* WHAT YOU HAVE TO DO
Reproduce each line that includes the word "this".

* DATA LINES
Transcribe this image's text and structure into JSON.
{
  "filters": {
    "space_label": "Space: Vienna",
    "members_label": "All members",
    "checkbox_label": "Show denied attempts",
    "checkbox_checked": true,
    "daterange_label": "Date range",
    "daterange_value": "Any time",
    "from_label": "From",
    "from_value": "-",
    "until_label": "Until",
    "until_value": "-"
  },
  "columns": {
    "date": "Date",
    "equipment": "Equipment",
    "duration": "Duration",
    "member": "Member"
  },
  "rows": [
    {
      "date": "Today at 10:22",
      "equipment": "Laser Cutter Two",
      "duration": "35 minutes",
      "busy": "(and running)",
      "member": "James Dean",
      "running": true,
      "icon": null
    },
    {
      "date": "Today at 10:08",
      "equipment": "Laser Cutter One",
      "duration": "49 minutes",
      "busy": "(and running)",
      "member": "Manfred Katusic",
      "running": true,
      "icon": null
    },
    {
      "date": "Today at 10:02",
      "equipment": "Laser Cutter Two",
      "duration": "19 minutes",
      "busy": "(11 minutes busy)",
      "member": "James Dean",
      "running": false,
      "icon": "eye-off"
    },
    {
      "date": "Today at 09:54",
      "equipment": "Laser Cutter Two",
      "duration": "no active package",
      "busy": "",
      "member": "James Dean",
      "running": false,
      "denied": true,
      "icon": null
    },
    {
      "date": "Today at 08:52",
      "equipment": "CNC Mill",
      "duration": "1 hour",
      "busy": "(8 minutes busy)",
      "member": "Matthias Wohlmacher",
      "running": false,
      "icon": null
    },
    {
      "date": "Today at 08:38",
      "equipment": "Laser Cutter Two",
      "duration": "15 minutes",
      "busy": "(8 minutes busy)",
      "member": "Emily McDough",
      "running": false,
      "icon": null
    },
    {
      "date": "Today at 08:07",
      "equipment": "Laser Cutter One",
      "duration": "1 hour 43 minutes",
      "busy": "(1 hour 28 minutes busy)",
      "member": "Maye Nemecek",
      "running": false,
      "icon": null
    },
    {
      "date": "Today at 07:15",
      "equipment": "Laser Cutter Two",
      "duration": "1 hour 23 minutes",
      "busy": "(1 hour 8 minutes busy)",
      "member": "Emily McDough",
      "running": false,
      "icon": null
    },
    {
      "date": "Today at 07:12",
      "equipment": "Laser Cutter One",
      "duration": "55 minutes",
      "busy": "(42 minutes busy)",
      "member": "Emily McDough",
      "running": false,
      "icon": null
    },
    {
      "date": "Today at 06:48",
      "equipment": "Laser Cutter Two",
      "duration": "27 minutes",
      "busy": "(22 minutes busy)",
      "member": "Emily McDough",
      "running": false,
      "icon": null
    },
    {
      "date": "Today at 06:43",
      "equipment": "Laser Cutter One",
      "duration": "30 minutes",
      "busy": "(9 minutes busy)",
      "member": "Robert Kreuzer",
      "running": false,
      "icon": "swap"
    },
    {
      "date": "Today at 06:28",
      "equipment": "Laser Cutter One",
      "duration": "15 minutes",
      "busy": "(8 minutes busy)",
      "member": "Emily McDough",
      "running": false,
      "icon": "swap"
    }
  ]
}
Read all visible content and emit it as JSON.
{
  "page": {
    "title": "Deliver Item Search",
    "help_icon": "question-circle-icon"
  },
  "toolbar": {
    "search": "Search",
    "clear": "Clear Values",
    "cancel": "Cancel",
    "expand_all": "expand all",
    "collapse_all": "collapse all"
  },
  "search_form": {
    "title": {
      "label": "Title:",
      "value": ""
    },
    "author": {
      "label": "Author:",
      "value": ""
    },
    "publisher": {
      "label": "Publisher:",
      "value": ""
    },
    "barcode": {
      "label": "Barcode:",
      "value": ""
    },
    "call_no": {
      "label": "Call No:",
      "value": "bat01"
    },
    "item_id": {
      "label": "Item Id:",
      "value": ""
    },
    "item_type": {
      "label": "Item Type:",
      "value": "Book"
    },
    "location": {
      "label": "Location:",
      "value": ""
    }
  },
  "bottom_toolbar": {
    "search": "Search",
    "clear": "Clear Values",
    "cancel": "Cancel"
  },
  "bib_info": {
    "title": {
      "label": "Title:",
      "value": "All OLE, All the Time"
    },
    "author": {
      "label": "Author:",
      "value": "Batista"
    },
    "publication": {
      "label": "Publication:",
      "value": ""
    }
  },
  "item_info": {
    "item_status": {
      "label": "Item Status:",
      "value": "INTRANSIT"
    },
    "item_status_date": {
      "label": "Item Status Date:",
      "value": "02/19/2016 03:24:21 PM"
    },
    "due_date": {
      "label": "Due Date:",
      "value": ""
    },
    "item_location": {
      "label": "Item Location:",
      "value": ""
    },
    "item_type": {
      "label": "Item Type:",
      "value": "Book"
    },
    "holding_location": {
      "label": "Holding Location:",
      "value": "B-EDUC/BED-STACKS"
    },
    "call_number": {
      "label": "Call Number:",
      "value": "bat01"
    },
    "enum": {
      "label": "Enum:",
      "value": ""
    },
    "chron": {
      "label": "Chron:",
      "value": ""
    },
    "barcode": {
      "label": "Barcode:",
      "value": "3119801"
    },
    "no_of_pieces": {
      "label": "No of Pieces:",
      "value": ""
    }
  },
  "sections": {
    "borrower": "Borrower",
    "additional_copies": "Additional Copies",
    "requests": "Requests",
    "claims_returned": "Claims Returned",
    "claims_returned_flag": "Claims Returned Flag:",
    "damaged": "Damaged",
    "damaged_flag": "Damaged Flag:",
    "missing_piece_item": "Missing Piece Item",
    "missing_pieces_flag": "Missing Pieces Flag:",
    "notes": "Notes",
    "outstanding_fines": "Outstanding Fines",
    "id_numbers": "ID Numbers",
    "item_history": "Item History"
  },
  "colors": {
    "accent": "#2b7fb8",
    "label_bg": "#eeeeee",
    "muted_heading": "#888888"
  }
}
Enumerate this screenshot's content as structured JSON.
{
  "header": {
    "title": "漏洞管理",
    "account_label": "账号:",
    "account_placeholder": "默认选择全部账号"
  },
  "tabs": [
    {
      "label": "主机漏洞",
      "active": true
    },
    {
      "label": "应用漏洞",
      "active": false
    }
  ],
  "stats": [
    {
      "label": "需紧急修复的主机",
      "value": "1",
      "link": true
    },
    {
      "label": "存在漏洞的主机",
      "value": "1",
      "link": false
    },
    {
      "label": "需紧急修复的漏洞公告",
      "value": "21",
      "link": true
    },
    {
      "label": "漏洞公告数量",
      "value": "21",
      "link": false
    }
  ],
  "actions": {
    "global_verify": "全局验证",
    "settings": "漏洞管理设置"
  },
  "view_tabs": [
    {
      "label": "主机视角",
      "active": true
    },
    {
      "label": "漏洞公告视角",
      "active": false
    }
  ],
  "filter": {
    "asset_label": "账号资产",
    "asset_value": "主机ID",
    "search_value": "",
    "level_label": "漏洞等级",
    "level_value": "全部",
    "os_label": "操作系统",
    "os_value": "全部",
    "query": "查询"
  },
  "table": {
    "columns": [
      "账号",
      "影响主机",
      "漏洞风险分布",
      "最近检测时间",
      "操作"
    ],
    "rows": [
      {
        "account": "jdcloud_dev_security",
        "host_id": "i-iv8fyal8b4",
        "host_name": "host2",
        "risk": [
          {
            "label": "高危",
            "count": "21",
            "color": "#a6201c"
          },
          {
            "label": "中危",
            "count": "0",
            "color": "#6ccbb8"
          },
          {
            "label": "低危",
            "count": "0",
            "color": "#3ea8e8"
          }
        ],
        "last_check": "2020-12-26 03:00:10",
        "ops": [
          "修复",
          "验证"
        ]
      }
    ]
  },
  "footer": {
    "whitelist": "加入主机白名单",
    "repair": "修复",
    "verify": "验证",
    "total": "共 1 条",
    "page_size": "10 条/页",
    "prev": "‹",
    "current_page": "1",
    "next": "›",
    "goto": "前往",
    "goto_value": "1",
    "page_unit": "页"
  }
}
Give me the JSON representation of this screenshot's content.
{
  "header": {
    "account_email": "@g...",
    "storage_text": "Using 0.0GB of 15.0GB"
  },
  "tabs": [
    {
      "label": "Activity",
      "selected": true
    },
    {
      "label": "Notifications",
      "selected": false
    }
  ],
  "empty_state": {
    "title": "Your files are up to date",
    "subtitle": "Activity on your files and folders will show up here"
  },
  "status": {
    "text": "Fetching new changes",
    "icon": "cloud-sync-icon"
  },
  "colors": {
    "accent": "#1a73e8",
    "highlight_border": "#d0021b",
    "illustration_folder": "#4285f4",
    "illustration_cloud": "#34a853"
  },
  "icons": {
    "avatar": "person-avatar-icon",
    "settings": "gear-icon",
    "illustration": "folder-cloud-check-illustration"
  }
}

* ANSWER IN FULL
Transcribe this image's text and structure into JSON.
Enumerate this screenshot's content as structured JSON.
Give me the JSON representation of this screenshot's content.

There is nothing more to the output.